[Work required]: Wherever "Wind" appears in a line, copy that line.

[Records for the task]:
- - - -

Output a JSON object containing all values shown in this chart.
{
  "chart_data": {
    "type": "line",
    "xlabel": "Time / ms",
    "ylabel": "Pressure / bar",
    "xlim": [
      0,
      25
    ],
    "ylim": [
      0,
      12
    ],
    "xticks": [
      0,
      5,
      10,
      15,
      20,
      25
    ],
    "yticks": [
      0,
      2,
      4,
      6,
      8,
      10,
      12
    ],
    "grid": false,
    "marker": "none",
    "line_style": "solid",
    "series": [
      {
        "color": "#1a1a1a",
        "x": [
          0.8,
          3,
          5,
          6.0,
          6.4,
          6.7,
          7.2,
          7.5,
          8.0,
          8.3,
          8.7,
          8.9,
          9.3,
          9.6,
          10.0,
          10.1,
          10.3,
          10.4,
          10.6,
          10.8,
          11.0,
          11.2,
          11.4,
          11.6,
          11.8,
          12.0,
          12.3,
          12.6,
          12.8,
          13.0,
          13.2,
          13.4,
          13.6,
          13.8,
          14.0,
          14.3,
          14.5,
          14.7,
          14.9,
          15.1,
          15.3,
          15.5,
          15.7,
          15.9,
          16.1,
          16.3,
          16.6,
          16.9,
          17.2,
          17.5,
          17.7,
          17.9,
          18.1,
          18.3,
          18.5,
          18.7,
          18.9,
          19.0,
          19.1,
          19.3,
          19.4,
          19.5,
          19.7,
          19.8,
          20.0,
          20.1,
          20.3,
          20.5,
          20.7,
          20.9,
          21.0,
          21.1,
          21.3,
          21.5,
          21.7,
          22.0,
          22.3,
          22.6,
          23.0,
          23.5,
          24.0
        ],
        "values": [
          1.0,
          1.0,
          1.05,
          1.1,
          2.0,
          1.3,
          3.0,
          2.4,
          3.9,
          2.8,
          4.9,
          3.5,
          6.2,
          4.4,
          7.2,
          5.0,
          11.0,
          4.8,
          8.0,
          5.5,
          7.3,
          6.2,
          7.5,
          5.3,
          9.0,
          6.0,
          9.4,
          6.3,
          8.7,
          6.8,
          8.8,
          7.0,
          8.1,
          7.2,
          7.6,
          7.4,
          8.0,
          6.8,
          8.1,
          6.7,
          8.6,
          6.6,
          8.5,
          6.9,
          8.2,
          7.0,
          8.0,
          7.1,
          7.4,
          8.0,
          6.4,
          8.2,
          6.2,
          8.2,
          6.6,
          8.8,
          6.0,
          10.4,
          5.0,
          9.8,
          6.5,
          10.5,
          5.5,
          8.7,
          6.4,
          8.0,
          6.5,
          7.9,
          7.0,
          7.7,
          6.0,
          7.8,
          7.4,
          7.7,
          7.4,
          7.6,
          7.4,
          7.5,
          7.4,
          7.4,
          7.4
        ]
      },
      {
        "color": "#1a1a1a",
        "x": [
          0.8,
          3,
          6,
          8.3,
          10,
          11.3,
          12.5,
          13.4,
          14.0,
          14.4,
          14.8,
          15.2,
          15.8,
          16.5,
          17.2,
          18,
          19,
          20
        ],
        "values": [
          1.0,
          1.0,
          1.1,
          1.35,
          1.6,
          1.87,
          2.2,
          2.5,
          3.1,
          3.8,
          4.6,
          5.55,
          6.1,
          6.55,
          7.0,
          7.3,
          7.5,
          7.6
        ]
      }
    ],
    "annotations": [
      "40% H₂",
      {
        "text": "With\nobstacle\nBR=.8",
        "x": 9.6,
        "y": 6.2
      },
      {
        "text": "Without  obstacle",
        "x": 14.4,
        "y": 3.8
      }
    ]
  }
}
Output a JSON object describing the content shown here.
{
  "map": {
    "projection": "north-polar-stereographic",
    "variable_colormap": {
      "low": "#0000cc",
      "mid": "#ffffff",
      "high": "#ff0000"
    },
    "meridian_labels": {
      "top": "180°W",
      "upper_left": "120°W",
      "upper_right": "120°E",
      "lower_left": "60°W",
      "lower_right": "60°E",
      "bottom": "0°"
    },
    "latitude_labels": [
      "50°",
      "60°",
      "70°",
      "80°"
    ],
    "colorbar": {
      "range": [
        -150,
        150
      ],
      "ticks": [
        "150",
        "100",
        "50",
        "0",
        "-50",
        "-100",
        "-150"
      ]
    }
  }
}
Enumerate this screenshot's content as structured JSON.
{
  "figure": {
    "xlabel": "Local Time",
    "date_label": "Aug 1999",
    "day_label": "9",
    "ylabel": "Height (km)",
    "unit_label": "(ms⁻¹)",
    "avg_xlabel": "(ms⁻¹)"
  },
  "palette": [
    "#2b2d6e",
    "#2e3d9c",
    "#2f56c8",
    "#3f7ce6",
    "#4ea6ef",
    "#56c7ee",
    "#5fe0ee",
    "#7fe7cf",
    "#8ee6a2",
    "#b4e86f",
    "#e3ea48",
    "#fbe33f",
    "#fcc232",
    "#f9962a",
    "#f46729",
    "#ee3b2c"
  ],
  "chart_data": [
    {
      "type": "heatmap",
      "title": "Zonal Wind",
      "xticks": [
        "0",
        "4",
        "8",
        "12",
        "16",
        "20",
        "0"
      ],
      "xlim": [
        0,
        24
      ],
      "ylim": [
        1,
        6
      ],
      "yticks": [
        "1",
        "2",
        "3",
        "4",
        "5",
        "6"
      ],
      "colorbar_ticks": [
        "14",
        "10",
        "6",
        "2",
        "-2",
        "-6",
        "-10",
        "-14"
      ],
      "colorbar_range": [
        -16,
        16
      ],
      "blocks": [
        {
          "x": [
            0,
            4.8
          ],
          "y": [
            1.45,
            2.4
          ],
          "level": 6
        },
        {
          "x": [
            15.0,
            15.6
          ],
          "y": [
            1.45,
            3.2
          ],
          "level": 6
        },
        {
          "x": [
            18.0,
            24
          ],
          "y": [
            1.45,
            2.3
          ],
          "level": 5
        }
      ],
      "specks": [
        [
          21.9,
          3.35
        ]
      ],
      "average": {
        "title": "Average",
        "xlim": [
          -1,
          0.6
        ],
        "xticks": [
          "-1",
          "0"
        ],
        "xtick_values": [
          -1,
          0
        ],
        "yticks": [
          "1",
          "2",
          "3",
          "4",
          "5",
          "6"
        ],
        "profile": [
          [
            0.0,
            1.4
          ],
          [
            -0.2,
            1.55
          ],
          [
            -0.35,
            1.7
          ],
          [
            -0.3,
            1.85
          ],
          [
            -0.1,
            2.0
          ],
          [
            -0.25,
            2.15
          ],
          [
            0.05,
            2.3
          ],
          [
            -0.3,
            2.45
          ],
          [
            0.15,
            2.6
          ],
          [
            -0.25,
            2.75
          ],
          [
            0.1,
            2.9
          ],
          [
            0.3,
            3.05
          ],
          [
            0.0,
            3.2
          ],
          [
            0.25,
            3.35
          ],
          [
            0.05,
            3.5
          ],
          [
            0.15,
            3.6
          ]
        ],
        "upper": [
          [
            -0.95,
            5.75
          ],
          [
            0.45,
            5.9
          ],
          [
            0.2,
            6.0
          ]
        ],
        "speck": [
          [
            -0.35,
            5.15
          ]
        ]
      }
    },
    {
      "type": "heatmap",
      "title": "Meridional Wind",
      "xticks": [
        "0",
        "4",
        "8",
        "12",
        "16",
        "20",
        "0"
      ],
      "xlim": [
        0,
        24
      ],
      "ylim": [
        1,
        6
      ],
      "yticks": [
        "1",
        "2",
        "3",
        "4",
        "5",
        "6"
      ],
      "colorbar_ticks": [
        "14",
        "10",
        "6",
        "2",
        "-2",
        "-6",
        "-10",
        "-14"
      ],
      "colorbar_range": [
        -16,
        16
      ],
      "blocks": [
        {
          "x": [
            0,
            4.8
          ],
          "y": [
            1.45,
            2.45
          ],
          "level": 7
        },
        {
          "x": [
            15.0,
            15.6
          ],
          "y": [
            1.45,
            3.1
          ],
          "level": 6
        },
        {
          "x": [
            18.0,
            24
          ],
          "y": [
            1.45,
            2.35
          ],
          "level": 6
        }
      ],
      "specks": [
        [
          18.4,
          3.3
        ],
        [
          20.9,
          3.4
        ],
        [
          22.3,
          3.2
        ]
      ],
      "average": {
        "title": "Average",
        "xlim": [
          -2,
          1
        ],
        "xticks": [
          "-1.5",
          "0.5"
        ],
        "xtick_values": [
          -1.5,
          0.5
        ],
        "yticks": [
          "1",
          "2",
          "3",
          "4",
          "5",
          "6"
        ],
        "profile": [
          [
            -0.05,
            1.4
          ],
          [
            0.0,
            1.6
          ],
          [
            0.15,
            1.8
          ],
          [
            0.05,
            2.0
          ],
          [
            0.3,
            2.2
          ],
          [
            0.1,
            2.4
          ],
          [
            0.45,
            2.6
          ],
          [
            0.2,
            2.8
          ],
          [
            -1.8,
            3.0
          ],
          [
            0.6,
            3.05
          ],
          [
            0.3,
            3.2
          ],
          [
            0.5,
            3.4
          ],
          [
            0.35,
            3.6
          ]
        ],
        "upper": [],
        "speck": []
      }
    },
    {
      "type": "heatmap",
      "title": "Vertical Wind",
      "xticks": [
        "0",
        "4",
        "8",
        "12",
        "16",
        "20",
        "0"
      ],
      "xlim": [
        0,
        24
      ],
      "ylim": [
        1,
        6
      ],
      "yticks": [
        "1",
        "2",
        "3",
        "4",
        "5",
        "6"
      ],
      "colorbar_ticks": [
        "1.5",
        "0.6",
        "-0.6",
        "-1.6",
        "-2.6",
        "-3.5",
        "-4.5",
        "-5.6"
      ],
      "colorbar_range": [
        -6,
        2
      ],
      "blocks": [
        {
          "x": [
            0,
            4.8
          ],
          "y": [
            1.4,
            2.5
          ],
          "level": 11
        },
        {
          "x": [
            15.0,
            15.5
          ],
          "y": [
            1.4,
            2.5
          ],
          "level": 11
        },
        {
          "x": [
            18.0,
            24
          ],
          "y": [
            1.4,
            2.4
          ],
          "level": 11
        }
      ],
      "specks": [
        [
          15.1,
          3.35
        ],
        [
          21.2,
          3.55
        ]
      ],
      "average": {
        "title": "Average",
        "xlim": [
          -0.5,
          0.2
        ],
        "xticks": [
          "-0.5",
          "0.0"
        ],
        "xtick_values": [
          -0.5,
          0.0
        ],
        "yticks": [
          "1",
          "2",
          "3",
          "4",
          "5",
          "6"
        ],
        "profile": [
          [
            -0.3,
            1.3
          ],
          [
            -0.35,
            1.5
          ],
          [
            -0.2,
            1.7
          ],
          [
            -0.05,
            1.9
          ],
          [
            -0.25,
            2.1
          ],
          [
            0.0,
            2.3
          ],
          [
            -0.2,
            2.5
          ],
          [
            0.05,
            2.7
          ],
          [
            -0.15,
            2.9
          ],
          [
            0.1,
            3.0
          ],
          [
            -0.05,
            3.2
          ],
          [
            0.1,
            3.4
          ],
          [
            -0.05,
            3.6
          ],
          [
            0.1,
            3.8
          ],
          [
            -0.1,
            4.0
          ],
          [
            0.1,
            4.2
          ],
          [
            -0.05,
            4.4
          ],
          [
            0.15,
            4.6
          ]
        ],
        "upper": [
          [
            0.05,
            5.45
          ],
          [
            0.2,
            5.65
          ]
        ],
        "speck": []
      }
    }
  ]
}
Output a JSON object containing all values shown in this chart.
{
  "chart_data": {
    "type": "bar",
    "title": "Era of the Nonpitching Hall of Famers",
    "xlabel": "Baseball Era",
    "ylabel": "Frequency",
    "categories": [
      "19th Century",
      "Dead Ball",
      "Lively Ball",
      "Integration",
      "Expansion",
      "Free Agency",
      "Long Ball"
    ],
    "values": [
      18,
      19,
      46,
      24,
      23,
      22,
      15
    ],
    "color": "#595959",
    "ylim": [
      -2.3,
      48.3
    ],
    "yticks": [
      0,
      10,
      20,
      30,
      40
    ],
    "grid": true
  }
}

- - - -

[Output for this exercise]:
      "title": "Zonal Wind",
      "title": "Meridional Wind",
      "title": "Vertical Wind",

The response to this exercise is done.